> **MATERIAL FOR THIS EXERCISE**
---

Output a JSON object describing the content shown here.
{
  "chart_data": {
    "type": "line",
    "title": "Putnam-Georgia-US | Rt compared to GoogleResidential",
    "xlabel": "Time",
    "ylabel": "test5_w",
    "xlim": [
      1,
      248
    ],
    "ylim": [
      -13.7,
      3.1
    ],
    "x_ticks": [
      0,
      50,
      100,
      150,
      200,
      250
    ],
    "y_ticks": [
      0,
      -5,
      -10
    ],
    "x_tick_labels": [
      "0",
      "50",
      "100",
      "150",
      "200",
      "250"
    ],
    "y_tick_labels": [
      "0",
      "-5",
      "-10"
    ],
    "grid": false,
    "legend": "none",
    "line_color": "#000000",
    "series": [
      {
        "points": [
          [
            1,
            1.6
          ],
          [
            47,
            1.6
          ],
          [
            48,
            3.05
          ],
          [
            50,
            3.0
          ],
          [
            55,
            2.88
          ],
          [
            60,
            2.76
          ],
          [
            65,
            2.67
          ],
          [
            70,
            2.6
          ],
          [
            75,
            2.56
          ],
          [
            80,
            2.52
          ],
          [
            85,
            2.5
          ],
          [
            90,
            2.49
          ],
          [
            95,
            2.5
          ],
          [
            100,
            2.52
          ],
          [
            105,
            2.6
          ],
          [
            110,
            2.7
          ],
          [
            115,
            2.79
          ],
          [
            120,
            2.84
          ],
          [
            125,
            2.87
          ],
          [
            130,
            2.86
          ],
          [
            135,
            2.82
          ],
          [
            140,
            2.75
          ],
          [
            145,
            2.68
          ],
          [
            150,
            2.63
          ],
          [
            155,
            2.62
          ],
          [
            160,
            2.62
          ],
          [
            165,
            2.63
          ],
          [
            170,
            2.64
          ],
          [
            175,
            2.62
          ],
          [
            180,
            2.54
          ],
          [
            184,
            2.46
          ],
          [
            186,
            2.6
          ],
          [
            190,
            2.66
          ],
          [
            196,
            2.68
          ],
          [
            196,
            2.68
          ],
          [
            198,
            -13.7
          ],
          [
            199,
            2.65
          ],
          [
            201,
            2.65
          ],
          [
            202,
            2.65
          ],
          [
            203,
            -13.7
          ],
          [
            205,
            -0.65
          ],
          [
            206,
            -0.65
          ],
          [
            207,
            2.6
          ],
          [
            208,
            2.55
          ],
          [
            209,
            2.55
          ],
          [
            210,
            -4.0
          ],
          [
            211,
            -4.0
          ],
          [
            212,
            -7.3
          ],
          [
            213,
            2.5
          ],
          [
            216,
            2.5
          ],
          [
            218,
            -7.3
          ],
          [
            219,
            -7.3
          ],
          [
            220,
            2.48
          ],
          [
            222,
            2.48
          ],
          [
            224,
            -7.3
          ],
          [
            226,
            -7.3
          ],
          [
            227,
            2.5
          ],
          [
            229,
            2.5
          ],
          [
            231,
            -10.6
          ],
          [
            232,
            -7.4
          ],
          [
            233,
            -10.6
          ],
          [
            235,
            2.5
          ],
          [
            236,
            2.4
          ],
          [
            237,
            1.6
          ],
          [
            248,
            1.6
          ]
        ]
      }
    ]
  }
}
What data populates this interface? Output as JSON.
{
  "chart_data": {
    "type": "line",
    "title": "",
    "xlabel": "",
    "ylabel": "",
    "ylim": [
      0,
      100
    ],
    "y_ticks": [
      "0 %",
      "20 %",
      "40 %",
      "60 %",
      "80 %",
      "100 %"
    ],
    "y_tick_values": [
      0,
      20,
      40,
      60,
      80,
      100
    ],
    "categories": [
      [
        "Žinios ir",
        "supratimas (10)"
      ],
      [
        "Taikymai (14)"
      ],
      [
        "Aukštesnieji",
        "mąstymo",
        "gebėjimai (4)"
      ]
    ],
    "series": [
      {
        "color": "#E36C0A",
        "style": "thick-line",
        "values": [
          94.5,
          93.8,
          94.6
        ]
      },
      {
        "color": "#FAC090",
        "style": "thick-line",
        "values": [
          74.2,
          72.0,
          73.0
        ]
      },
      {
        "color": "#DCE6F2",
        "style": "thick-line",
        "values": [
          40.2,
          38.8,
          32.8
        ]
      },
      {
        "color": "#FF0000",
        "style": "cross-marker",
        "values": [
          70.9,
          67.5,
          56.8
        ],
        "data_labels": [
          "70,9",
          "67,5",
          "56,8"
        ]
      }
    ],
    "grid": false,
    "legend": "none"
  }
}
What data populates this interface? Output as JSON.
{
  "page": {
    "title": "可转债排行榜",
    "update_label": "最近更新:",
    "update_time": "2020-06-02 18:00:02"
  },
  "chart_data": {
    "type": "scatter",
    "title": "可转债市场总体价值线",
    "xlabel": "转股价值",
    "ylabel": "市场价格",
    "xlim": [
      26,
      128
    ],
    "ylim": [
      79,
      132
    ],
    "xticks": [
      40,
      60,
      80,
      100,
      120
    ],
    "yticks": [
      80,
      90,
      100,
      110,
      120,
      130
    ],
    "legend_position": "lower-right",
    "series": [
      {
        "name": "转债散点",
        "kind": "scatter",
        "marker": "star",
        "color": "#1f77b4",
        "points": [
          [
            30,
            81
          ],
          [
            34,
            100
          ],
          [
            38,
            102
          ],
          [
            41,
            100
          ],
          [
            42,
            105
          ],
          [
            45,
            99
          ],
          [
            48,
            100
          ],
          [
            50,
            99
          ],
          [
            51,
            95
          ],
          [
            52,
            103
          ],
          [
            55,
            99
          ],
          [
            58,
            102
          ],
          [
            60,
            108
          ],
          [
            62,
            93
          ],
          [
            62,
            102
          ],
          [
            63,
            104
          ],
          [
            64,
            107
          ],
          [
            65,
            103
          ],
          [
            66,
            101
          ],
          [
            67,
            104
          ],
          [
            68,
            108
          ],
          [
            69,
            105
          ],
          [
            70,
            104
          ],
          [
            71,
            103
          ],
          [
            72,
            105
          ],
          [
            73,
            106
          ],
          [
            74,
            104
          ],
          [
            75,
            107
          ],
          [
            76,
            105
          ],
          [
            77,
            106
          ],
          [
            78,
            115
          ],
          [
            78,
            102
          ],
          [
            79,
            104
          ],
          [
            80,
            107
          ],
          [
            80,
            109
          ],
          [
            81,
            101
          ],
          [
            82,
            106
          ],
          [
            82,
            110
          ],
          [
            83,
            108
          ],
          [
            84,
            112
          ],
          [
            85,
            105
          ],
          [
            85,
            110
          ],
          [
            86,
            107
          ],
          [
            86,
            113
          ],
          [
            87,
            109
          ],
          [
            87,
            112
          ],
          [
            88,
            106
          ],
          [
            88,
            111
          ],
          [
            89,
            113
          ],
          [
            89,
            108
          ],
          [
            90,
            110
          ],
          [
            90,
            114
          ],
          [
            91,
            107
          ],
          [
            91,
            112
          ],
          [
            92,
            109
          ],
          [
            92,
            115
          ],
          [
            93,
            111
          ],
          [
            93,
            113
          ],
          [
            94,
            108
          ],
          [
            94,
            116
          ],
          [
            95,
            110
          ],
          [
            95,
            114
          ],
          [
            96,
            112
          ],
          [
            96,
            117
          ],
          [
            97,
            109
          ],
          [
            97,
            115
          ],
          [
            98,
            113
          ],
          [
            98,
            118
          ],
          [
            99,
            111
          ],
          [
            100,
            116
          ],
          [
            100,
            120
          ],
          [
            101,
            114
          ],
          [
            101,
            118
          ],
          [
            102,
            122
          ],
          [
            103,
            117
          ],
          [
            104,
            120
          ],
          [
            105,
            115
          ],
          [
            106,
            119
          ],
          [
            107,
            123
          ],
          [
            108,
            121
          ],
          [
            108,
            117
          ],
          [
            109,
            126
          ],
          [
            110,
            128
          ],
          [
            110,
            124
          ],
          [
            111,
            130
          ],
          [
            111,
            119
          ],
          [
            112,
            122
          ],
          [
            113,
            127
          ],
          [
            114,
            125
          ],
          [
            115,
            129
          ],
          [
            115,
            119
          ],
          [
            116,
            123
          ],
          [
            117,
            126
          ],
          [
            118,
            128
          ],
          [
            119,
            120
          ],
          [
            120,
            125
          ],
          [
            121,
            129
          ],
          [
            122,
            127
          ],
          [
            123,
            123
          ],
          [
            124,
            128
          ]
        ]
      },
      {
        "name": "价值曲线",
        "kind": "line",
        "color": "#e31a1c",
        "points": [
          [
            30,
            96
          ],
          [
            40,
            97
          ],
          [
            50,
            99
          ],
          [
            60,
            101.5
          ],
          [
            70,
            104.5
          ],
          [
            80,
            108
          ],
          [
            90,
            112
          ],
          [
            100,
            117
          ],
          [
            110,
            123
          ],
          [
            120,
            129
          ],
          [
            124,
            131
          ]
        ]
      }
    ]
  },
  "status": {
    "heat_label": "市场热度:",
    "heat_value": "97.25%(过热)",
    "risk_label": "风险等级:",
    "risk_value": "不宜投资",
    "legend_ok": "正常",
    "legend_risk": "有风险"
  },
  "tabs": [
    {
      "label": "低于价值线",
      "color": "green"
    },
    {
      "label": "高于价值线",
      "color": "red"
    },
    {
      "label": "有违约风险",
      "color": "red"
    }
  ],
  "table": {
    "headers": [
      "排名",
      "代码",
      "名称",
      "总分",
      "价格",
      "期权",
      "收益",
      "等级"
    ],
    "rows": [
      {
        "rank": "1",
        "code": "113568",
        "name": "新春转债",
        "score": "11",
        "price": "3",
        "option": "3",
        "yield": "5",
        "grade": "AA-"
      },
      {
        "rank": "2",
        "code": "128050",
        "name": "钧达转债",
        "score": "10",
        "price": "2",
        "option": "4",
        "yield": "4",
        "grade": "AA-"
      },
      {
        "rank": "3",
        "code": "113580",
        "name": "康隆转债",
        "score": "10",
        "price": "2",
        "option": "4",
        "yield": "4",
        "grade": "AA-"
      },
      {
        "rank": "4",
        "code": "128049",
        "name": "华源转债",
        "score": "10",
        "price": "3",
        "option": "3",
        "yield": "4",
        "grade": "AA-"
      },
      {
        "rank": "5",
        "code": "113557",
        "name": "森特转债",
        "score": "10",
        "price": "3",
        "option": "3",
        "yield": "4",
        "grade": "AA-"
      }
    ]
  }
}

---

> **OBJECTIVE**
Look through the lines above and collect those with the word "code".

> **RESULT OF THE TASK**
        "code": "113568",
        "code": "128050",
        "code": "113580",
        "code": "128049",
        "code": "113557",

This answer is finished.